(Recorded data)
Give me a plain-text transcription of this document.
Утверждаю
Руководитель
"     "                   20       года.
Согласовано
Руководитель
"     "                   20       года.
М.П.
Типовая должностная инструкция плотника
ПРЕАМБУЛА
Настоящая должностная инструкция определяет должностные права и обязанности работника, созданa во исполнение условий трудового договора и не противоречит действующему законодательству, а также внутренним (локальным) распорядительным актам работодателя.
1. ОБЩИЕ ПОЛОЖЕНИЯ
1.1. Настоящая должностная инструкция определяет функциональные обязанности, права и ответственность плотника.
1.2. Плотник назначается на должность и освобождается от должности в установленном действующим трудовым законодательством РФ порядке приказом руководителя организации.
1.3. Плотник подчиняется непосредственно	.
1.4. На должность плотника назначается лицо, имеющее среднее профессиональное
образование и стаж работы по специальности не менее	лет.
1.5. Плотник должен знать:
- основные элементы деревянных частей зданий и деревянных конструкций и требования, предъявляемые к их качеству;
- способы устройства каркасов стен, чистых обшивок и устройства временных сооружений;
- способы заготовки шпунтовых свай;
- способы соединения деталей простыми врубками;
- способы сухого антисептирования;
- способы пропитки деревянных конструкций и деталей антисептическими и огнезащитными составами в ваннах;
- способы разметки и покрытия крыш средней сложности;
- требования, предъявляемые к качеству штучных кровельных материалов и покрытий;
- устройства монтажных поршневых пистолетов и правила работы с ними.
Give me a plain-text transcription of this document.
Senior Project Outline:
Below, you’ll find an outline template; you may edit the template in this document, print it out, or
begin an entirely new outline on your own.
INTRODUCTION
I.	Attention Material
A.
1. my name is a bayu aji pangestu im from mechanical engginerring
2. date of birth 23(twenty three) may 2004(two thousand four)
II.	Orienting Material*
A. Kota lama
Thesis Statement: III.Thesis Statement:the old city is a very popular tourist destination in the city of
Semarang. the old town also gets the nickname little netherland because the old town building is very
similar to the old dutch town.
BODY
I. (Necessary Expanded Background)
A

● **Exercise**: Set down all of the entries exactly, please.

● **Worked answer**:
Give me a plain-text transcription of this document.
Утверждаю
Руководитель
"     "                   20       года.
Согласовано
Руководитель
"     "                   20       года.
М.П.
Типовая должностная инструкция плотника
ПРЕАМБУЛА
Настоящая должностная инструкция определяет должностные права и обязанности работника, созданa во исполнение условий трудового договора и не противоречит действующему законодательству, а также внутренним (локальным) распорядительным актам работодателя.
1. ОБЩИЕ ПОЛОЖЕНИЯ
1.1. Настоящая должностная инструкция определяет функциональные обязанности, права и ответственность плотника.
1.2. Плотник назначается на должность и освобождается от должности в установленном действующим трудовым законодательством РФ порядке приказом руководителя организации.
1.3. Плотник подчиняется непосредственно	.
1.4. На должность плотника назначается лицо, имеющее среднее профессиональное
образование и стаж работы по специальности не менее	лет.
1.5. Плотник должен знать:
- основные элементы деревянных частей зданий и деревянных конструкций и требования, предъявляемые к их качеству;
- способы устройства каркасов стен, чистых обшивок и устройства временных сооружений;
- способы заготовки шпунтовых свай;
- способы соединения деталей простыми врубками;
- способы сухого антисептирования;
- способы пропитки деревянных конструкций и деталей антисептическими и огнезащитными составами в ваннах;
- способы разметки и покрытия крыш средней сложности;
- требования, предъявляемые к качеству штучных кровельных материалов и покрытий;
- устройства монтажных поршневых пистолетов и правила работы с ними.
Give me a plain-text transcription of this document.
Senior Project Outline:
Below, you’ll find an outline template; you may edit the template in this document, print it out, or
begin an entirely new outline on your own.
INTRODUCTION
I.	Attention Material
A.
1. my name is a bayu aji pangestu im from mechanical engginerring
2. date of birth 23(twenty three) may 2004(two thousand four)
II.	Orienting Material*
A. Kota lama
Thesis Statement: III.Thesis Statement:the old city is a very popular tourist destination in the city of
Semarang. the old town also gets the nickname little netherland because the old town building is very
similar to the old dutch town.
BODY
I. (Necessary Expanded Background)
A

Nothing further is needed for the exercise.